- Work to be completed: Emit the entire listing verbatim.

--------------------------------------------------

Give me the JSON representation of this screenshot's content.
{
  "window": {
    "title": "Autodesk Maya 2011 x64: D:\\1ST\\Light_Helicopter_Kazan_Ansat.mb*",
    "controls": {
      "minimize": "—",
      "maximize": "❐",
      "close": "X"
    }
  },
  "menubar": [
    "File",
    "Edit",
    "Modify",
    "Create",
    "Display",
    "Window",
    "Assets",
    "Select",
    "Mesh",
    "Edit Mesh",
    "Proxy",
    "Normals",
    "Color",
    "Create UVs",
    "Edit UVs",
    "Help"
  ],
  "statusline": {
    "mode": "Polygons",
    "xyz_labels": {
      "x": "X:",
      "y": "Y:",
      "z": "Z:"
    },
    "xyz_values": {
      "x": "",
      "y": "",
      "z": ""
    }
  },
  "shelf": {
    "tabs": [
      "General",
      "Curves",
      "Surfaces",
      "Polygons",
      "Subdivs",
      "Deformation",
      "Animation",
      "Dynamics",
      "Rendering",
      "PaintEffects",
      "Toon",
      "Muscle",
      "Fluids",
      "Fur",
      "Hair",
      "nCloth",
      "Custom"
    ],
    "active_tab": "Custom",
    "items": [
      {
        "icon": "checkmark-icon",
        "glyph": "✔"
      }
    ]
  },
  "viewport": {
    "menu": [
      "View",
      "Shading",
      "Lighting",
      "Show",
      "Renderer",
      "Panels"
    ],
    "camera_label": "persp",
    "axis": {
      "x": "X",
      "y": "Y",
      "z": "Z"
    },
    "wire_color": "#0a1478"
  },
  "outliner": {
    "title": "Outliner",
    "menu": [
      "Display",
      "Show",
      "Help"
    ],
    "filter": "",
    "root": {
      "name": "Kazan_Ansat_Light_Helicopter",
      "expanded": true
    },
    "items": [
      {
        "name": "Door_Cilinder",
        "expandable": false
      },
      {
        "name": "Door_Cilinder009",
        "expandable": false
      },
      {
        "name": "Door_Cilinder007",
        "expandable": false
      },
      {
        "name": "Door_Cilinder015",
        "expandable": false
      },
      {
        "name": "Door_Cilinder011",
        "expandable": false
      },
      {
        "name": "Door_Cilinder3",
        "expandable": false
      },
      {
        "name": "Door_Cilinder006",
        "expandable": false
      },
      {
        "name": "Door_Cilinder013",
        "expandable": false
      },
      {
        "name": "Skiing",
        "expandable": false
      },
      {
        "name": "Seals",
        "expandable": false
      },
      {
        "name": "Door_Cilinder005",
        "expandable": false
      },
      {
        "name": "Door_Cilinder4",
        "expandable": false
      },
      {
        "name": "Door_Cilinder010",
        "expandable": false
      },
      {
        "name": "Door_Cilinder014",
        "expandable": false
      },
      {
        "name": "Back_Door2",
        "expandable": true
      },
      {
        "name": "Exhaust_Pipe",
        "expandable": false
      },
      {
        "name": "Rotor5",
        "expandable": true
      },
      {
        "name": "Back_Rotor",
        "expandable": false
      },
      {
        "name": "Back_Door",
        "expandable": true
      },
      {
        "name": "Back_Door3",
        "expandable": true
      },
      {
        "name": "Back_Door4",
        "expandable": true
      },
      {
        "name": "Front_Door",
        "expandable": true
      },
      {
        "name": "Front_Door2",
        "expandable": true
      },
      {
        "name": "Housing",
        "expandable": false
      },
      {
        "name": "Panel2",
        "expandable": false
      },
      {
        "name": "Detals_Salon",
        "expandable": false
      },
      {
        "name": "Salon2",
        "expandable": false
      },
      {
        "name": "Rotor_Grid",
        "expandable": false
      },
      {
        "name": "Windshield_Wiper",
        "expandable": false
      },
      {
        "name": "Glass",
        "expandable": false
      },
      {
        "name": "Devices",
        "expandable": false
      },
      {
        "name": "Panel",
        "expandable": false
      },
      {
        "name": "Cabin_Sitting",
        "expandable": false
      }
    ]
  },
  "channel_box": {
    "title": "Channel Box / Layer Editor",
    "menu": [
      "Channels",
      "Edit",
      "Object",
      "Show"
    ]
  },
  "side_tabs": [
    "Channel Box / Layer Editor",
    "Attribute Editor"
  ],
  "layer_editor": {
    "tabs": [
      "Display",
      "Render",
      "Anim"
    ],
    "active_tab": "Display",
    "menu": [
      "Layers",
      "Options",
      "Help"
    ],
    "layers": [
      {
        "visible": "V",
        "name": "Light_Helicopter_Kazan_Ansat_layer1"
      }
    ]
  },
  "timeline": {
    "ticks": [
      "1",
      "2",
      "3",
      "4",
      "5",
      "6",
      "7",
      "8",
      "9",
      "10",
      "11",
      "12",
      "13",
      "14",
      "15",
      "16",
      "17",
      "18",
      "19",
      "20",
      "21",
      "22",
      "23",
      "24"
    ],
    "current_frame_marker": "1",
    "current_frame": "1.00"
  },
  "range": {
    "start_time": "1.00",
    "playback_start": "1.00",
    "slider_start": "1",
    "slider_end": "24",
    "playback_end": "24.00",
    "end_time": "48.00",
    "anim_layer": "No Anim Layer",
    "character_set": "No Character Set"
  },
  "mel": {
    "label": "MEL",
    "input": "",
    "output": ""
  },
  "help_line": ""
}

--------------------------------------------------

- Response to the task:
Give me the JSON representation of this screenshot's content.
{
  "window": {
    "title": "Autodesk Maya 2011 x64: D:\\1ST\\Light_Helicopter_Kazan_Ansat.mb*",
    "controls": {
      "minimize": "—",
      "maximize": "❐",
      "close": "X"
    }
  },
  "menubar": [
    "File",
    "Edit",
    "Modify",
    "Create",
    "Display",
    "Window",
    "Assets",
    "Select",
    "Mesh",
    "Edit Mesh",
    "Proxy",
    "Normals",
    "Color",
    "Create UVs",
    "Edit UVs",
    "Help"
  ],
  "statusline": {
    "mode": "Polygons",
    "xyz_labels": {
      "x": "X:",
      "y": "Y:",
      "z": "Z:"
    },
    "xyz_values": {
      "x": "",
      "y": "",
      "z": ""
    }
  },
  "shelf": {
    "tabs": [
      "General",
      "Curves",
      "Surfaces",
      "Polygons",
      "Subdivs",
      "Deformation",
      "Animation",
      "Dynamics",
      "Rendering",
      "PaintEffects",
      "Toon",
      "Muscle",
      "Fluids",
      "Fur",
      "Hair",
      "nCloth",
      "Custom"
    ],
    "active_tab": "Custom",
    "items": [
      {
        "icon": "checkmark-icon",
        "glyph": "✔"
      }
    ]
  },
  "viewport": {
    "menu": [
      "View",
      "Shading",
      "Lighting",
      "Show",
      "Renderer",
      "Panels"
    ],
    "camera_label": "persp",
    "axis": {
      "x": "X",
      "y": "Y",
      "z": "Z"
    },
    "wire_color": "#0a1478"
  },
  "outliner": {
    "title": "Outliner",
    "menu": [
      "Display",
      "Show",
      "Help"
    ],
    "filter": "",
    "root": {
      "name": "Kazan_Ansat_Light_Helicopter",
      "expanded": true
    },
    "items": [
      {
        "name": "Door_Cilinder",
        "expandable": false
      },
      {
        "name": "Door_Cilinder009",
        "expandable": false
      },
      {
        "name": "Door_Cilinder007",
        "expandable": false
      },
      {
        "name": "Door_Cilinder015",
        "expandable": false
      },
      {
        "name": "Door_Cilinder011",
        "expandable": false
      },
      {
        "name": "Door_Cilinder3",
        "expandable": false
      },
      {
        "name": "Door_Cilinder006",
        "expandable": false
      },
      {
        "name": "Door_Cilinder013",
        "expandable": false
      },
      {
        "name": "Skiing",
        "expandable": false
      },
      {
        "name": "Seals",
        "expandable": false
      },
      {
        "name": "Door_Cilinder005",
        "expandable": false
      },
      {
        "name": "Door_Cilinder4",
        "expandable": false
      },
      {
        "name": "Door_Cilinder010",
        "expandable": false
      },
      {
        "name": "Door_Cilinder014",
        "expandable": false
      },
      {
        "name": "Back_Door2",
        "expandable": true
      },
      {
        "name": "Exhaust_Pipe",
        "expandable": false
      },
      {
        "name": "Rotor5",
        "expandable": true
      },
      {
        "name": "Back_Rotor",
        "expandable": false
      },
      {
        "name": "Back_Door",
        "expandable": true
      },
      {
        "name": "Back_Door3",
        "expandable": true
      },
      {
        "name": "Back_Door4",
        "expandable": true
      },
      {
        "name": "Front_Door",
        "expandable": true
      },
      {
        "name": "Front_Door2",
        "expandable": true
      },
      {
        "name": "Housing",
        "expandable": false
      },
      {
        "name": "Panel2",
        "expandable": false
      },
      {
        "name": "Detals_Salon",
        "expandable": false
      },
      {
        "name": "Salon2",
        "expandable": false
      },
      {
        "name": "Rotor_Grid",
        "expandable": false
      },
      {
        "name": "Windshield_Wiper",
        "expandable": false
      },
      {
        "name": "Glass",
        "expandable": false
      },
      {
        "name": "Devices",
        "expandable": false
      },
      {
        "name": "Panel",
        "expandable": false
      },
      {
        "name": "Cabin_Sitting",
        "expandable": false
      }
    ]
  },
  "channel_box": {
    "title": "Channel Box / Layer Editor",
    "menu": [
      "Channels",
      "Edit",
      "Object",
      "Show"
    ]
  },
  "side_tabs": [
    "Channel Box / Layer Editor",
    "Attribute Editor"
  ],
  "layer_editor": {
    "tabs": [
      "Display",
      "Render",
      "Anim"
    ],
    "active_tab": "Display",
    "menu": [
      "Layers",
      "Options",
      "Help"
    ],
    "layers": [
      {
        "visible": "V",
        "name": "Light_Helicopter_Kazan_Ansat_layer1"
      }
    ]
  },
  "timeline": {
    "ticks": [
      "1",
      "2",
      "3",
      "4",
      "5",
      "6",
      "7",
      "8",
      "9",
      "10",
      "11",
      "12",
      "13",
      "14",
      "15",
      "16",
      "17",
      "18",
      "19",
      "20",
      "21",
      "22",
      "23",
      "24"
    ],
    "current_frame_marker": "1",
    "current_frame": "1.00"
  },
  "range": {
    "start_time": "1.00",
    "playback_start": "1.00",
    "slider_start": "1",
    "slider_end": "24",
    "playback_end": "24.00",
    "end_time": "48.00",
    "anim_layer": "No Anim Layer",
    "character_set": "No Character Set"
  },
  "mel": {
    "label": "MEL",
    "input": "",
    "output": ""
  },
  "help_line": ""
}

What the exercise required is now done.